Exercise requirements:
Single out the lines that include the word "иным". Copy them.

Records supplied:
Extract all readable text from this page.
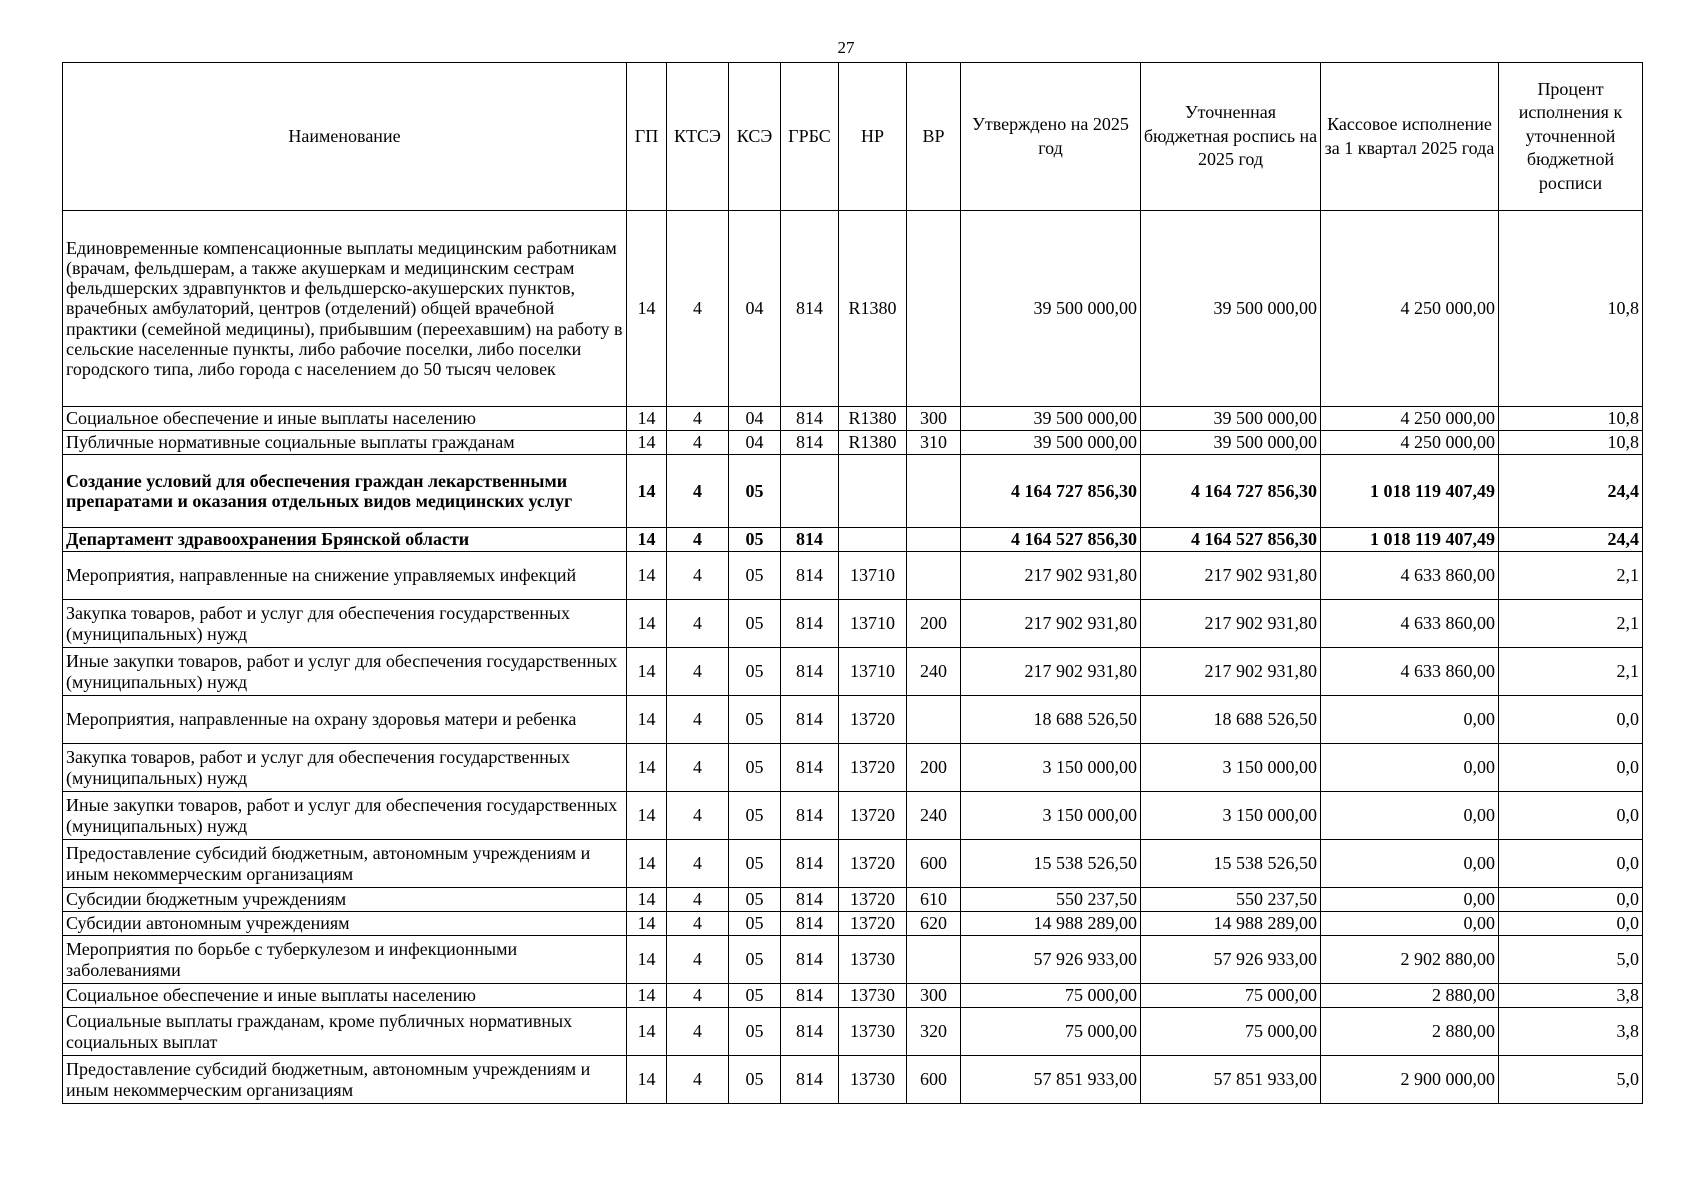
27
Наименование	ГП	КТСЭ	КСЭ	ГРБС	НР	ВР	Утверждено на 2025 год	Уточненная бюджетная роспись на 2025 год	Кассовое исполнение за 1 квартал 2025 года	Процент исполнения к уточненной бюджетной росписи
Единовременные компенсационные выплаты медицинским работникам (врачам, фельдшерам, а также акушеркам и медицинским сестрам фельдшерских здравпунктов и фельдшерско-акушерских пунктов, врачебных амбулаторий, центров (отделений) общей врачебной практики (семейной медицины), прибывшим (переехавшим) на работу в сельские населенные пункты, либо рабочие поселки, либо поселки городского типа, либо города с населением до 50 тысяч человек	14	4	04	814	R1380		39 500 000,00	39 500 000,00	4 250 000,00	10,8
Социальное обеспечение и иные выплаты населению	14	4	04	814	R1380	300	39 500 000,00	39 500 000,00	4 250 000,00	10,8
Публичные нормативные социальные выплаты гражданам	14	4	04	814	R1380	310	39 500 000,00	39 500 000,00	4 250 000,00	10,8
Создание условий для обеспечения граждан лекарственными препаратами и оказания отдельных видов медицинских услуг	14	4	05				4 164 727 856,30	4 164 727 856,30	1 018 119 407,49	24,4
Департамент здравоохранения Брянской области	14	4	05	814			4 164 527 856,30	4 164 527 856,30	1 018 119 407,49	24,4
Мероприятия, направленные на снижение управляемых инфекций	14	4	05	814	13710		217 902 931,80	217 902 931,80	4 633 860,00	2,1
Закупка товаров, работ и услуг для обеспечения государственных (муниципальных) нужд	14	4	05	814	13710	200	217 902 931,80	217 902 931,80	4 633 860,00	2,1
Иные закупки товаров, работ и услуг для обеспечения государственных (муниципальных) нужд	14	4	05	814	13710	240	217 902 931,80	217 902 931,80	4 633 860,00	2,1
Мероприятия, направленные на охрану здоровья матери и ребенка	14	4	05	814	13720		18 688 526,50	18 688 526,50	0,00	0,0
Закупка товаров, работ и услуг для обеспечения государственных (муниципальных) нужд	14	4	05	814	13720	200	3 150 000,00	3 150 000,00	0,00	0,0
Иные закупки товаров, работ и услуг для обеспечения государственных (муниципальных) нужд	14	4	05	814	13720	240	3 150 000,00	3 150 000,00	0,00	0,0
Предоставление субсидий бюджетным, автономным учреждениям и иным некоммерческим организациям	14	4	05	814	13720	600	15 538 526,50	15 538 526,50	0,00	0,0
Субсидии бюджетным учреждениям	14	4	05	814	13720	610	550 237,50	550 237,50	0,00	0,0
Субсидии автономным учреждениям	14	4	05	814	13720	620	14 988 289,00	14 988 289,00	0,00	0,0
Мероприятия по борьбе с туберкулезом и инфекционными заболеваниями	14	4	05	814	13730		57 926 933,00	57 926 933,00	2 902 880,00	5,0
Социальное обеспечение и иные выплаты населению	14	4	05	814	13730	300	75 000,00	75 000,00	2 880,00	3,8
Социальные выплаты гражданам, кроме публичных нормативных социальных выплат	14	4	05	814	13730	320	75 000,00	75 000,00	2 880,00	3,8
Предоставление субсидий бюджетным, автономным учреждениям и иным некоммерческим организациям	14	4	05	814	13730	600	57 851 933,00	57 851 933,00	2 900 000,00	5,0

Reply:
Предоставление субсидий бюджетным, автономным учреждениям и иным некоммерческим организациям	14	4	05	814	13720	600	15 538 526,50	15 538 526,50	0,00	0,0
Предоставление субсидий бюджетным, автономным учреждениям и иным некоммерческим организациям	14	4	05	814	13730	600	57 851 933,00	57 851 933,00	2 900 000,00	5,0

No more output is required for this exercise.